* **Passage provided**
I just want a shell script which gives me the last argument passed.

For example,
if the script script.sh is executed

>script.sh one two three

it must give me "three"

Also,

>script.sh one two "three four"

must give me "three four"

Could u geeks help me ??????

thanks in advance,
rameshvl

m0rl0ck 04-25-2003 01:53 AM

Heres how in perl:

$rnum=$#ARGV;


print @ARGV[$rnum];


The $#ARGV just returns the number of elements in the input array of arguements. Im sure theres a comparable shell function. "man bash" would probably be a good start.

unSpawn 04-25-2003 02:38 AM

I just want a shell script which gives me the last argument passed.
rameshvl, could you show us at least you made *some* effort trying to work it out yourself?

#All supplied args is $@, so # of args is ${#@}

rameshvl 04-25-2003 06:39 AM

Mr. unSpawn,

${#@} gives the no. of arguments ($# also gives this), but what i want is the "value" of last argument.

AND, I DID TRY before posting my problem, and I NEED NOT PROVE IT TO U.

Anyway, Im giving my code below. It is a round-about way of getting the last argument though

Here goes ...

n=$#
c=1
echo -n "LAST ARGUMENT IS "
for k in $*
do
if test $c -eq $n
then
echo $k
fi
c=`expr $c + 1`
done

This gives "three" for

>script.sh one two three

but fails for

>script.sh one two "three four"

thanks for ur suggestion anyway,
rameshvl

unSpawn 04-25-2003 07:46 AM

AND, I DID TRY before posting my problem, and I NEED NOT PROVE IT TO U.
No need to shout, and IMNSHO, you do.
Why? It means we don't need to think for instance about stuff like this being a school project (I personally loathe contributing to those unless ppl tell it up front and match the criteria below). Showing what you did and where it went wrong is also easier cuz we don't have to reinvent the whole wheel again. Plus it's what I hope to be part of minimal netiquette, courtesy, respect or whatever you'd call it amongst LQ members.

Say args=( $@ ), then if you have $# (or ${#args[@]} in this case), then if you don't want to show the 1st 2 args, why not do
for n in $(seq 2 ${#args[@]}); do printf "%s${args[$n]}\n"; done

Btw, due to $IFS in the interactive Bash shell squishing "three four" together won't work.

Mik 04-25-2003 09:18 AM

Well there is a way of getting around the $IFS seperator. You could use the shift to get to the last parmeter. And then just use $1 to extract it. Something like:

#!/bin/bash
shift $(($# - 1))
echo $1

rameshvl 04-28-2003 01:07 AM

Hello

Thanks Mik, it worked !!! Can u suggest me some links where i can learn more abt these stuff ??
and Mr. unSpawn, i got pissed off for the WAY u had put it, not for anything else, I do understand ur intention, but u cud have been more polite (as being a moderator replying a poster atleast). thanx anyway.

* **Written tasks**
(1) Reproduce the shell script thread between "#All supplied args" and "Here goes ...", inclusive, altering "problem" to "question".
(2) Extend the forum thread on fetching a shell script's last argument, picking up after its final reply.

* **Data section**
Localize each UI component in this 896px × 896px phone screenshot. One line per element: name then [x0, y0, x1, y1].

* **Exercise answers**
(1)
#All supplied args is $@, so # of args is ${#@}

rameshvl 04-25-2003 06:39 AM

Mr. unSpawn,

${#@} gives the no. of arguments ($# also gives this), but what i want is the "value" of last argument.

AND, I DID TRY before posting my question, and I NEED NOT PROVE IT TO U.

Anyway, Im giving my code below. It is a round-about way of getting the last argument though

Here goes ...

(2)
thanx all
rameshvl

Mik 04-28-2003 02:42 AM

Well for bash scripting I wouldn't know anything else besides the Advanced Bash Scripting Guide. You can get that at www.tldp.org

unSpawn 04-28-2003 06:17 AM

and Mr. unSpawn, i got pissed off for the WAY u had put it, .*but u cud have been more polite.*thanx anyway.
LOL! And I thought subtly posting it as a question saying "could" instead of "must" should do the trick...

Anyway, just posted these links in another thread.

nayakss 12-29-2008 06:20 AM

The best answer would be

echo ${!#}

Thanks,
S S Nayak

frenchn00b 12-29-2008 08:55 AM

Quote:

Originally Posted by Mik (Post 287142)
Well there is a way of getting around the $IFS seperator. You could use the shift to get to the last parmeter. And then just use $1 to extract it. Something like:

#!/bin/bash
shift $(($# - 1))
echo $1

Does it work with ps aux ?

Code:

ps aux | lastargument

colucix 12-29-2008 09:07 AM

You are resurrecting an almost 6 years old thread! frenchn00b, if you want to print the last field of a line passed through a pipe, just use awk '{print $NF}'.

David the H. 12-29-2008 10:58 AM

Quote:

Originally Posted by colucix (Post 3390389)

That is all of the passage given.